STATED TASK - Copy out every record below with complete accuracy.

ROWS -
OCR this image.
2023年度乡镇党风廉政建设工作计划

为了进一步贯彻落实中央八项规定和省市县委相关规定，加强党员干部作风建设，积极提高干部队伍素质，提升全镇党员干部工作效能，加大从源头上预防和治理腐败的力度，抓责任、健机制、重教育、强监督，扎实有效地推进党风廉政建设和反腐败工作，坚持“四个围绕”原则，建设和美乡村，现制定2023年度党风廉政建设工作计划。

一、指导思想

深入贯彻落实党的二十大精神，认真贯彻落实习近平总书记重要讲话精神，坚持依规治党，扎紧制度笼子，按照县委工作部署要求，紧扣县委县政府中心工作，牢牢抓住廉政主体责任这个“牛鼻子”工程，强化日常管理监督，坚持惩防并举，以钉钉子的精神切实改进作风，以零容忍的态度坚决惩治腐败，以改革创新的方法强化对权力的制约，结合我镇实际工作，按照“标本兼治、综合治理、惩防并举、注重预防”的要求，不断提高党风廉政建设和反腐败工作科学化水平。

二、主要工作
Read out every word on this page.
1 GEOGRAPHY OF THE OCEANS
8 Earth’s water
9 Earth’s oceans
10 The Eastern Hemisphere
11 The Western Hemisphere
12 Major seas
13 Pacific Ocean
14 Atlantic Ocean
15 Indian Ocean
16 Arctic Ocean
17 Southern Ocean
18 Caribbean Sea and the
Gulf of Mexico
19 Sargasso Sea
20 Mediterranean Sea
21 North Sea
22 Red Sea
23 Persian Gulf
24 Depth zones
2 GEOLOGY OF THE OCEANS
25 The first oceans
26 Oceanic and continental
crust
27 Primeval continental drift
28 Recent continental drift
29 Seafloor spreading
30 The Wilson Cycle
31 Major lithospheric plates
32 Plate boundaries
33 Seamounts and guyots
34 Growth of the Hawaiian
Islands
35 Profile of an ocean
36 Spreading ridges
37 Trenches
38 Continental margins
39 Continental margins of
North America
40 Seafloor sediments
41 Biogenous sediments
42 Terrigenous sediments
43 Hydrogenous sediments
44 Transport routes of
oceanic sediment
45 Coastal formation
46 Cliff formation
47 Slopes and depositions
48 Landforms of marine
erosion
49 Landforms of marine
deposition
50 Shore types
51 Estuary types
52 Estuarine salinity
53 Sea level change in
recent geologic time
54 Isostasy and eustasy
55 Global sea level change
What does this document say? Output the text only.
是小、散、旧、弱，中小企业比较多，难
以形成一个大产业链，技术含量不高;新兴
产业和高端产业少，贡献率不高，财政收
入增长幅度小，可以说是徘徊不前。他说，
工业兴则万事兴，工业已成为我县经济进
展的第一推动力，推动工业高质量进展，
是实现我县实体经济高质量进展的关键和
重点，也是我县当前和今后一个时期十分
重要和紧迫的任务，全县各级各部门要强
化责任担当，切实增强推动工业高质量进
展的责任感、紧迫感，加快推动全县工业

EXERCISE SOLUTION -
OCR this image.
2023年度乡镇党风廉政建设工作计划

为了进一步贯彻落实中央八项规定和省市县委相关规定，加强党员干部作风建设，积极提高干部队伍素质，提升全镇党员干部工作效能，加大从源头上预防和治理腐败的力度，抓责任、健机制、重教育、强监督，扎实有效地推进党风廉政建设和反腐败工作，坚持“四个围绕”原则，建设和美乡村，现制定2023年度党风廉政建设工作计划。

一、指导思想

深入贯彻落实党的二十大精神，认真贯彻落实习近平总书记重要讲话精神，坚持依规治党，扎紧制度笼子，按照县委工作部署要求，紧扣县委县政府中心工作，牢牢抓住廉政主体责任这个“牛鼻子”工程，强化日常管理监督，坚持惩防并举，以钉钉子的精神切实改进作风，以零容忍的态度坚决惩治腐败，以改革创新的方法强化对权力的制约，结合我镇实际工作，按照“标本兼治、综合治理、惩防并举、注重预防”的要求，不断提高党风廉政建设和反腐败工作科学化水平。

二、主要工作
Read out every word on this page.
1 GEOGRAPHY OF THE OCEANS
8 Earth’s water
9 Earth’s oceans
10 The Eastern Hemisphere
11 The Western Hemisphere
12 Major seas
13 Pacific Ocean
14 Atlantic Ocean
15 Indian Ocean
16 Arctic Ocean
17 Southern Ocean
18 Caribbean Sea and the
Gulf of Mexico
19 Sargasso Sea
20 Mediterranean Sea
21 North Sea
22 Red Sea
23 Persian Gulf
24 Depth zones
2 GEOLOGY OF THE OCEANS
25 The first oceans
26 Oceanic and continental
crust
27 Primeval continental drift
28 Recent continental drift
29 Seafloor spreading
30 The Wilson Cycle
31 Major lithospheric plates
32 Plate boundaries
33 Seamounts and guyots
34 Growth of the Hawaiian
Islands
35 Profile of an ocean
36 Spreading ridges
37 Trenches
38 Continental margins
39 Continental margins of
North America
40 Seafloor sediments
41 Biogenous sediments
42 Terrigenous sediments
43 Hydrogenous sediments
44 Transport routes of
oceanic sediment
45 Coastal formation
46 Cliff formation
47 Slopes and depositions
48 Landforms of marine
erosion
49 Landforms of marine
deposition
50 Shore types
51 Estuary types
52 Estuarine salinity
53 Sea level change in
recent geologic time
54 Isostasy and eustasy
55 Global sea level change
What does this document say? Output the text only.
是小、散、旧、弱，中小企业比较多，难
以形成一个大产业链，技术含量不高;新兴
产业和高端产业少，贡献率不高，财政收
入增长幅度小，可以说是徘徊不前。他说，
工业兴则万事兴，工业已成为我县经济进
展的第一推动力，推动工业高质量进展，
是实现我县实体经济高质量进展的关键和
重点，也是我县当前和今后一个时期十分
重要和紧迫的任务，全县各级各部门要强
化责任担当，切实增强推动工业高质量进
展的责任感、紧迫感，加快推动全县工业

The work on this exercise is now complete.